■ WHAT YOU NEED TO DO: Continue the excerpt about Evans's ranking as a Mets prospect, starting after its last sentence.

■ DOCUMENT EXCERPT:
• • •

Also in February 2008, Rotoworld ranked Evans as the #10 Mets prospect, saying: Evans replaced Carp as St. Lucie's first baseman and posted the same kind of line that Carp did in 2006. Carp was a year and a half younger at the time, but at 21, Evans was hardly old for the FSL. Also impressive was that he went from a 99/45 K/BB ratio in 511 at-bats in the Sally League to a 64/54 mark in 378 at-bats. Unfortunately, most of the right-handed hitter's success came against lefties (.354/.440/.596). He hit just .262/.351/.434 against righties. He's probably not going to blossom into a 25- or 30-homer guy, so he'll need to do a much better job of hitting for average versus righties going forward. Since he and Carp do cover up each other's weaknesses pretty well, there's a slight chance they could form a cheap platoon for the Mets in 2010. It'd be a more likely scenario if they were Giants or Royals.

• • •

■ DATA EXCERPTS:
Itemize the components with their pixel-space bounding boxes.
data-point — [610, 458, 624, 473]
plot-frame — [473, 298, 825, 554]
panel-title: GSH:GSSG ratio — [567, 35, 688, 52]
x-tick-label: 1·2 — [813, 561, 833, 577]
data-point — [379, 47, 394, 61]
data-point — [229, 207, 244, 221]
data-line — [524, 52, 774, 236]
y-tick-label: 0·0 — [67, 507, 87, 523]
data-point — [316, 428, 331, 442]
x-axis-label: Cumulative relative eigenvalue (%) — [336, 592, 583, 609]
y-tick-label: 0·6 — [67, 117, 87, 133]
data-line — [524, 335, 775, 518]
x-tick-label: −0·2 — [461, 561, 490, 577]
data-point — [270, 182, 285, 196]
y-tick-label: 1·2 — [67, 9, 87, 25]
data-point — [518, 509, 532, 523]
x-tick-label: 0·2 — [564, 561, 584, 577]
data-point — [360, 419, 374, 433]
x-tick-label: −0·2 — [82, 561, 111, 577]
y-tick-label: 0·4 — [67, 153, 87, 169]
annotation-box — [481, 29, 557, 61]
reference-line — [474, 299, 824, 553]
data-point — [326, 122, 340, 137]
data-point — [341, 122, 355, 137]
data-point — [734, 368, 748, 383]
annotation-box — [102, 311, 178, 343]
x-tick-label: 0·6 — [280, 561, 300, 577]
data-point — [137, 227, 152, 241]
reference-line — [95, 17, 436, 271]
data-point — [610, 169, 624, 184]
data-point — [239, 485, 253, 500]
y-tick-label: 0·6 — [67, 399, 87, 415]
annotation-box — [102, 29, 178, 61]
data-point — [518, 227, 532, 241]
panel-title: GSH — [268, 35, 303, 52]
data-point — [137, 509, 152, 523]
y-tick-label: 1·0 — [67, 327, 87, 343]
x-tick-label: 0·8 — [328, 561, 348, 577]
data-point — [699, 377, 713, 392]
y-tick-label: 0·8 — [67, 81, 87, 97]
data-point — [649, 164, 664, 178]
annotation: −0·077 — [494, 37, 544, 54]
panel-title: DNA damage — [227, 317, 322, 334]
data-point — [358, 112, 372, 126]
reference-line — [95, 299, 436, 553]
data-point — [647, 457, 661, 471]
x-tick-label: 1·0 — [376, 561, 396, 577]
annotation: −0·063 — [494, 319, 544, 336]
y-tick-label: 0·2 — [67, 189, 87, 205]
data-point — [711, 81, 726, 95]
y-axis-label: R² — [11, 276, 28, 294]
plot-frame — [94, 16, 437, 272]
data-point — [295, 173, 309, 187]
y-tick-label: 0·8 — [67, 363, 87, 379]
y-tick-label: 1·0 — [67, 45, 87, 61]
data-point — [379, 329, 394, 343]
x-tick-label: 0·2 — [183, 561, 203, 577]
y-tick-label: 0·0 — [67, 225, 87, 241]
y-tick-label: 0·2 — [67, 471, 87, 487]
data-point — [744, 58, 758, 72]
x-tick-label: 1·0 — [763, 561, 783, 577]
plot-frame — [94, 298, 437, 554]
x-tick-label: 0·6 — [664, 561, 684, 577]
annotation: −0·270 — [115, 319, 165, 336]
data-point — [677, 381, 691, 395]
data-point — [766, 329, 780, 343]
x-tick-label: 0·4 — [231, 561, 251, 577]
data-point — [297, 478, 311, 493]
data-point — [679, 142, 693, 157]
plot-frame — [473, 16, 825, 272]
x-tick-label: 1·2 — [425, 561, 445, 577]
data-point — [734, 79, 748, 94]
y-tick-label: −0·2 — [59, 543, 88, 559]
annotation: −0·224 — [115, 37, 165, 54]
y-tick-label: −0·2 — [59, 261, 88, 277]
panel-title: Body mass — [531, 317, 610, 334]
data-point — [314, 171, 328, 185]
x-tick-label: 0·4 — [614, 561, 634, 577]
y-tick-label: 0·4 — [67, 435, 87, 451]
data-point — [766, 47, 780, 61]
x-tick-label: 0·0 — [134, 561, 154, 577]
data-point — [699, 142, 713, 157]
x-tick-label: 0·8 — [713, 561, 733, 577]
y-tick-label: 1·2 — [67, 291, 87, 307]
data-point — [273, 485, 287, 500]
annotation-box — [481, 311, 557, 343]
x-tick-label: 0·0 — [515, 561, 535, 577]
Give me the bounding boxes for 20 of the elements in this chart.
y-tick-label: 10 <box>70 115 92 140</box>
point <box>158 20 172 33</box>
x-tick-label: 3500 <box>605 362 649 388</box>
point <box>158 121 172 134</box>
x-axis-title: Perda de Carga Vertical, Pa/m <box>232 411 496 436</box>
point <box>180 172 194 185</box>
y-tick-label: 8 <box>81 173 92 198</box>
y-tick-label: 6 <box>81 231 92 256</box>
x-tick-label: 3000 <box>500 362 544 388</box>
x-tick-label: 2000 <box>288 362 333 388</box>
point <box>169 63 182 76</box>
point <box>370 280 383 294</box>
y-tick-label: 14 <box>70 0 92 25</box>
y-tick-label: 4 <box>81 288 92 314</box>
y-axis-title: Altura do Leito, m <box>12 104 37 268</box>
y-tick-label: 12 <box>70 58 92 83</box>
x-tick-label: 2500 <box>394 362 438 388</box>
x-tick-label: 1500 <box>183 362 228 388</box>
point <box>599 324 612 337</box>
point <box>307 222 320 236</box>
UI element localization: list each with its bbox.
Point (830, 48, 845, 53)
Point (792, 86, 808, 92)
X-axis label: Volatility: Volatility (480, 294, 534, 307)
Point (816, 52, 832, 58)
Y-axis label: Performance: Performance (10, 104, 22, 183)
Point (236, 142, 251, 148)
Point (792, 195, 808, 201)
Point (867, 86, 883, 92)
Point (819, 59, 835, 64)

• • •

■ RESULT OF THE TASK:
In June 2008, BA did a post-draft adjustment of their top 10 Mets prospects and Evans was ranked #10, with the comments: “10. Nick Evans, 1b - Another Double-A masher (.295, nine homers), he destroys lefthanded pitching.”

In June 2008, Baseball America wrote: Double-A Binghamton 1B/LF Nick Evans (Mets) proved he wasn't quite ready for prime time by hitting just .174/.208/.304 in a 23 at-bat big league trial this season. That's OK. He's still just 22 and is turning in a fine season in the Eastern League, where he ranks second in slugging (.566) and fourth in extra-base hits (32), despite spending a couple weeks in the Nationals League. He batted .407/.448/.741 (11-for-27) last week, with two homers, a double, a triple, seven RBIs, six runs, two walks and four strikeouts .

In late July 2008, ProjectProspect.com updated their top 10 Mets prospect list and Evans was ranked 5th.

Evans had a very productiove 2008 with Binghamton (.311/.365/.561) which got him a promotion after the all-star break to the Mets.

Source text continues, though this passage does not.